__Task brief__. Restate the full listing word for word and leave the pictures out.

Provided material Start Marker

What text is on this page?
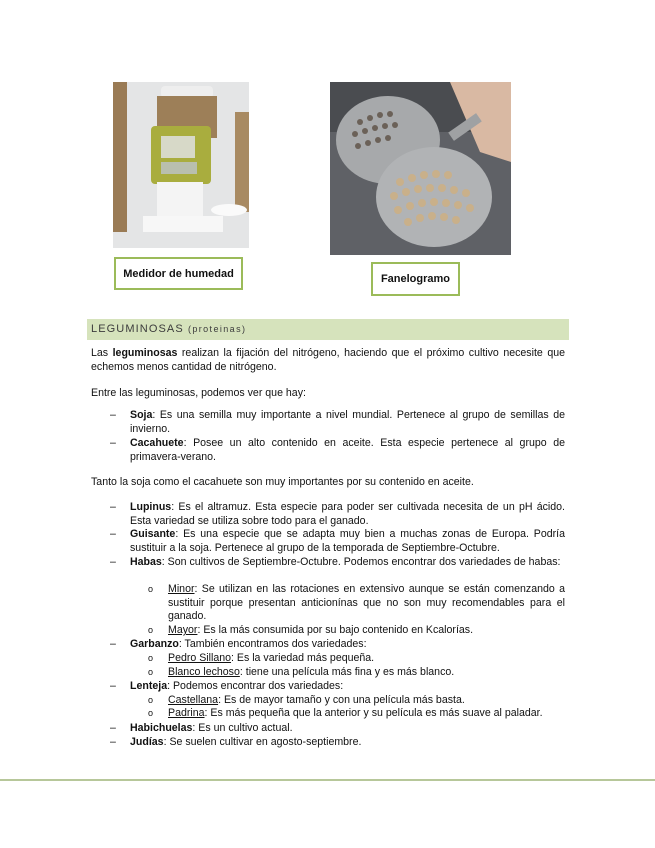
Medidor de humedad	Fanelogramo
LEGUMINOSAS (proteinas)
Las leguminosas realizan la fijación del nitrógeno, haciendo que el próximo cultivo necesite que echemos menos cantidad de nitrógeno.
Entre las leguminosas, podemos ver que hay:
– Soja: Es una semilla muy importante a nivel mundial. Pertenece al grupo de semillas de invierno.
– Cacahuete: Posee un alto contenido en aceite. Esta especie pertenece al grupo de primavera-verano.
Tanto la soja como el cacahuete son muy importantes por su contenido en aceite.
– Lupinus: Es el altramuz. Esta especie para poder ser cultivada necesita de un pH ácido. Esta variedad se utiliza sobre todo para el ganado.
– Guisante: Es una especie que se adapta muy bien a muchas zonas de Europa. Podría sustituir a la soja. Pertenece al grupo de la temporada de Septiembre-Octubre.
– Habas: Son cultivos de Septiembre-Octubre. Podemos encontrar dos variedades de habas:
o Minor: Se utilizan en las rotaciones en extensivo aunque se están comenzando a sustituir porque presentan anticionínas que no son muy recomendables para el ganado.
o Mayor: Es la más consumida por su bajo contenido en Kcalorías.
– Garbanzo: También encontramos dos variedades:
o Pedro Sillano: Es la variedad más pequeña.
o Blanco lechoso: tiene una película más fina y es más blanco.
– Lenteja: Podemos encontrar dos variedades:
o Castellana: Es de mayor tamaño y con una película más basta.
o Padrina: Es más pequeña que la anterior y su película es más suave al paladar.
– Habichuelas: Es un cultivo actual.
– Judías: Se suelen cultivar en agosto-septiembre.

Provided material End Marker

__Expected answer__.
What text is on this page?
Medidor de humedad	Fanelogramo
LEGUMINOSAS (proteinas)
Las leguminosas realizan la fijación del nitrógeno, haciendo que el próximo cultivo necesite que echemos menos cantidad de nitrógeno.
Entre las leguminosas, podemos ver que hay:
– Soja: Es una semilla muy importante a nivel mundial. Pertenece al grupo de semillas de invierno.
– Cacahuete: Posee un alto contenido en aceite. Esta especie pertenece al grupo de primavera-verano.
Tanto la soja como el cacahuete son muy importantes por su contenido en aceite.
– Lupinus: Es el altramuz. Esta especie para poder ser cultivada necesita de un pH ácido. Esta variedad se utiliza sobre todo para el ganado.
– Guisante: Es una especie que se adapta muy bien a muchas zonas de Europa. Podría sustituir a la soja. Pertenece al grupo de la temporada de Septiembre-Octubre.
– Habas: Son cultivos de Septiembre-Octubre. Podemos encontrar dos variedades de habas:
o Minor: Se utilizan en las rotaciones en extensivo aunque se están comenzando a sustituir porque presentan anticionínas que no son muy recomendables para el ganado.
o Mayor: Es la más consumida por su bajo contenido en Kcalorías.
– Garbanzo: También encontramos dos variedades:
o Pedro Sillano: Es la variedad más pequeña.
o Blanco lechoso: tiene una película más fina y es más blanco.
– Lenteja: Podemos encontrar dos variedades:
o Castellana: Es de mayor tamaño y con una película más basta.
o Padrina: Es más pequeña que la anterior y su película es más suave al paladar.
– Habichuelas: Es un cultivo actual.
– Judías: Se suelen cultivar en agosto-septiembre.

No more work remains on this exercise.